Short task.
Records follow. Select each line holding "week".

-- Begin --

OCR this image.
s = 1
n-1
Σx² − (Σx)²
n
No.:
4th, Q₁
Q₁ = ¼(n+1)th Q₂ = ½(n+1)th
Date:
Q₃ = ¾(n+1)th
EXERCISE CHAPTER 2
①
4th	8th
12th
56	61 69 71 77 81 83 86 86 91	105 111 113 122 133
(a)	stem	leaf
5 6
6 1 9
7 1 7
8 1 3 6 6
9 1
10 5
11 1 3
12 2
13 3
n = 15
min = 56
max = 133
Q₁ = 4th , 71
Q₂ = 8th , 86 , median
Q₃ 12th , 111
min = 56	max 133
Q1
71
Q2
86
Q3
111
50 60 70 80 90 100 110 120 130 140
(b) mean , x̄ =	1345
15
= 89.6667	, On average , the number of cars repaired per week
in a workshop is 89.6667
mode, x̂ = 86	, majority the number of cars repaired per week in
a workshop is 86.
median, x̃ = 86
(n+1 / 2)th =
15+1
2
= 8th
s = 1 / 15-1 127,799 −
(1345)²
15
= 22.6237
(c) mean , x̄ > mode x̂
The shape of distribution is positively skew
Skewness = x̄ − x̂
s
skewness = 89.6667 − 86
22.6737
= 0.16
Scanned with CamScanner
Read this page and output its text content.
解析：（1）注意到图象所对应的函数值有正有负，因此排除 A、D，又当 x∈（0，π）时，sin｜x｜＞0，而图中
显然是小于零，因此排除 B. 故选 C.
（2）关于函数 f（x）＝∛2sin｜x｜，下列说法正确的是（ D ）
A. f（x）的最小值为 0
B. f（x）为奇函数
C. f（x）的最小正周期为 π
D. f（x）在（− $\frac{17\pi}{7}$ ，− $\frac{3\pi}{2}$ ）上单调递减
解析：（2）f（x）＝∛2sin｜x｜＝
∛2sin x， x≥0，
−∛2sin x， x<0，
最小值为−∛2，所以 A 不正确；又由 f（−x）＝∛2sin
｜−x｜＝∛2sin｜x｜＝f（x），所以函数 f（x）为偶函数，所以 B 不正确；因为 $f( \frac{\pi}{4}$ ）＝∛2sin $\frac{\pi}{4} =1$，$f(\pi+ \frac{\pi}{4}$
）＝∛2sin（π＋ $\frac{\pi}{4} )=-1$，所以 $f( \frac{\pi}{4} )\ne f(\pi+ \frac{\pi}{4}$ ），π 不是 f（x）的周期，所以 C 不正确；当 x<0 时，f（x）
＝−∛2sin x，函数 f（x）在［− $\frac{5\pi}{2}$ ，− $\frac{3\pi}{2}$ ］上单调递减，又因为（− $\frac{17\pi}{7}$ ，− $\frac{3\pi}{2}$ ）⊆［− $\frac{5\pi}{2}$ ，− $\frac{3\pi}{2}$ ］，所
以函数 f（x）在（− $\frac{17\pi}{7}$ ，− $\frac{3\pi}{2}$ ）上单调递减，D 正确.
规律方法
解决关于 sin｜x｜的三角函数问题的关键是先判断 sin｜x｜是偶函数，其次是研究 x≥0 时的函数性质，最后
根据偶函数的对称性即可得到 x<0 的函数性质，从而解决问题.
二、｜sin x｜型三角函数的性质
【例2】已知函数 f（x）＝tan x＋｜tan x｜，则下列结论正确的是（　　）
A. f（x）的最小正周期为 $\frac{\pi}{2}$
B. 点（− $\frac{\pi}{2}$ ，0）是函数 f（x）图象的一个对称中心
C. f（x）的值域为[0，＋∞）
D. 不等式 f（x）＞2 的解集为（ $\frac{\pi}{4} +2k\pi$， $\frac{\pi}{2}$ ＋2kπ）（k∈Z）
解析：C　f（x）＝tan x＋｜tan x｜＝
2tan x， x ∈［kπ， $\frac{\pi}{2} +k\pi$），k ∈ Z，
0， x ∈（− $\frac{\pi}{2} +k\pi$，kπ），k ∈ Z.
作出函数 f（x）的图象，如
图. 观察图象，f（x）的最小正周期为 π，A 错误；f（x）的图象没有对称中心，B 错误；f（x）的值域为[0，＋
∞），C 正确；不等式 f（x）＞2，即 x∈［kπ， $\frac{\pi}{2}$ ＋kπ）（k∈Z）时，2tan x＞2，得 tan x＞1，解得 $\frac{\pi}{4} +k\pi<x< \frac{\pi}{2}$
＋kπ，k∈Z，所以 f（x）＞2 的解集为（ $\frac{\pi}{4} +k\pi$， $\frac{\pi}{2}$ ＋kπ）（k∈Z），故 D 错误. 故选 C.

-- End --

Complete response.
= 89.6667	, On average , the number of cars repaired per week
mode, x̂ = 86	, majority the number of cars repaired per week in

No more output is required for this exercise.